■ AIM OF THE TASK:
Within the listing below, locate all lines containing the word "value". Copy each one.

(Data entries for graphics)
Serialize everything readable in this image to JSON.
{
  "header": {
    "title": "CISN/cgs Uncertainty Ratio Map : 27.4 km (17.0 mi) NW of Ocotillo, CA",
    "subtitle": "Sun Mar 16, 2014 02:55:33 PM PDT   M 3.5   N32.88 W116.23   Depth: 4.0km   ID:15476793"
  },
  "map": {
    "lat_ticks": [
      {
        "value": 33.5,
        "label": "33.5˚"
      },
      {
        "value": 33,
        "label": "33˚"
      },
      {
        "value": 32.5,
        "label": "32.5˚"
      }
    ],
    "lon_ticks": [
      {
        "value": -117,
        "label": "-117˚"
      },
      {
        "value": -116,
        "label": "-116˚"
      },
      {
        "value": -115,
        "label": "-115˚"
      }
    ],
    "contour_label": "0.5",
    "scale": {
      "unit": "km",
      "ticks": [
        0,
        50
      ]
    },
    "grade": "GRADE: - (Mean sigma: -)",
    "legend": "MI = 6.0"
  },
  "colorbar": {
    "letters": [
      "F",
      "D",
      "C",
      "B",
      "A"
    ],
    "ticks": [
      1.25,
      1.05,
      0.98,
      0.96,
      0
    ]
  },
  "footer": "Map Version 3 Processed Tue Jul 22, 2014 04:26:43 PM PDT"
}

■ EXERCISE SOLUTION:
        "value": 33.5,
        "value": 33,
        "value": 32.5,
        "value": -117,
        "value": -116,
        "value": -115,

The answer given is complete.